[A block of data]

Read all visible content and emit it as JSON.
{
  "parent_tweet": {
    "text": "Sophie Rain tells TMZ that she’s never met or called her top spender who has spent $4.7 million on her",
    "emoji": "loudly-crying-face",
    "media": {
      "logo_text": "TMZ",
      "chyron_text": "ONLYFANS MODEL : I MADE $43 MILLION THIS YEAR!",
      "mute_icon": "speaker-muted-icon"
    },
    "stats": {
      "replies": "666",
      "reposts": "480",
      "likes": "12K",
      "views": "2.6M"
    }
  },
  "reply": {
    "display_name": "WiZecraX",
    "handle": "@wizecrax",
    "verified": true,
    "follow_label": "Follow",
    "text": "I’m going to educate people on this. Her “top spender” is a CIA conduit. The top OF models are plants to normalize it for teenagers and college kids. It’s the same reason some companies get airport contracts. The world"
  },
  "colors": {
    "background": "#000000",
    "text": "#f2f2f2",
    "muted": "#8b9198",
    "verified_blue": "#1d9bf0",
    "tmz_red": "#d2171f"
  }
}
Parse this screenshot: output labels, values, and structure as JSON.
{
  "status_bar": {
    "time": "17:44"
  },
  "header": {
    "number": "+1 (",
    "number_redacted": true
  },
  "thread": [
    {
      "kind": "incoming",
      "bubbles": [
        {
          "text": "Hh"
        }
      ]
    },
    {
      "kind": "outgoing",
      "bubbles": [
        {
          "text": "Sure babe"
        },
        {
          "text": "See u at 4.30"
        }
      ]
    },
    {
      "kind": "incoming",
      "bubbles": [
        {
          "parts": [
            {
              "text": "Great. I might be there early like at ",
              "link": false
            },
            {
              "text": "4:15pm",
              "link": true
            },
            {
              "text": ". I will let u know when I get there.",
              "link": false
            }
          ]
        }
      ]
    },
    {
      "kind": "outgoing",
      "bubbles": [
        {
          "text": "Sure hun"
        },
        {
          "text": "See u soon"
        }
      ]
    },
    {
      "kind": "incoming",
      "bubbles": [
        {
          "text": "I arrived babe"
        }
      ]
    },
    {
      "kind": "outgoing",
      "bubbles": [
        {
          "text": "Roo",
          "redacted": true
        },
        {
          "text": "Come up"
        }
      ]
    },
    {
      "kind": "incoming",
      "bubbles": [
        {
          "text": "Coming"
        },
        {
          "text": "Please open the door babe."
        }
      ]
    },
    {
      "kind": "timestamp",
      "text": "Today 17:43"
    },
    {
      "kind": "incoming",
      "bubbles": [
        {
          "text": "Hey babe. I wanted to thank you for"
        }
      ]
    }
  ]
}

# WHAT NEEDS TO BE DONE
Give the data again, exactly as it stands.

# TASK ANSWER
Read all visible content and emit it as JSON.
{
  "parent_tweet": {
    "text": "Sophie Rain tells TMZ that she’s never met or called her top spender who has spent $4.7 million on her",
    "emoji": "loudly-crying-face",
    "media": {
      "logo_text": "TMZ",
      "chyron_text": "ONLYFANS MODEL : I MADE $43 MILLION THIS YEAR!",
      "mute_icon": "speaker-muted-icon"
    },
    "stats": {
      "replies": "666",
      "reposts": "480",
      "likes": "12K",
      "views": "2.6M"
    }
  },
  "reply": {
    "display_name": "WiZecraX",
    "handle": "@wizecrax",
    "verified": true,
    "follow_label": "Follow",
    "text": "I’m going to educate people on this. Her “top spender” is a CIA conduit. The top OF models are plants to normalize it for teenagers and college kids. It’s the same reason some companies get airport contracts. The world"
  },
  "colors": {
    "background": "#000000",
    "text": "#f2f2f2",
    "muted": "#8b9198",
    "verified_blue": "#1d9bf0",
    "tmz_red": "#d2171f"
  }
}
Parse this screenshot: output labels, values, and structure as JSON.
{
  "status_bar": {
    "time": "17:44"
  },
  "header": {
    "number": "+1 (",
    "number_redacted": true
  },
  "thread": [
    {
      "kind": "incoming",
      "bubbles": [
        {
          "text": "Hh"
        }
      ]
    },
    {
      "kind": "outgoing",
      "bubbles": [
        {
          "text": "Sure babe"
        },
        {
          "text": "See u at 4.30"
        }
      ]
    },
    {
      "kind": "incoming",
      "bubbles": [
        {
          "parts": [
            {
              "text": "Great. I might be there early like at ",
              "link": false
            },
            {
              "text": "4:15pm",
              "link": true
            },
            {
              "text": ". I will let u know when I get there.",
              "link": false
            }
          ]
        }
      ]
    },
    {
      "kind": "outgoing",
      "bubbles": [
        {
          "text": "Sure hun"
        },
        {
          "text": "See u soon"
        }
      ]
    },
    {
      "kind": "incoming",
      "bubbles": [
        {
          "text": "I arrived babe"
        }
      ]
    },
    {
      "kind": "outgoing",
      "bubbles": [
        {
          "text": "Roo",
          "redacted": true
        },
        {
          "text": "Come up"
        }
      ]
    },
    {
      "kind": "incoming",
      "bubbles": [
        {
          "text": "Coming"
        },
        {
          "text": "Please open the door babe."
        }
      ]
    },
    {
      "kind": "timestamp",
      "text": "Today 17:43"
    },
    {
      "kind": "incoming",
      "bubbles": [
        {
          "text": "Hey babe. I wanted to thank you for"
        }
      ]
    }
  ]
}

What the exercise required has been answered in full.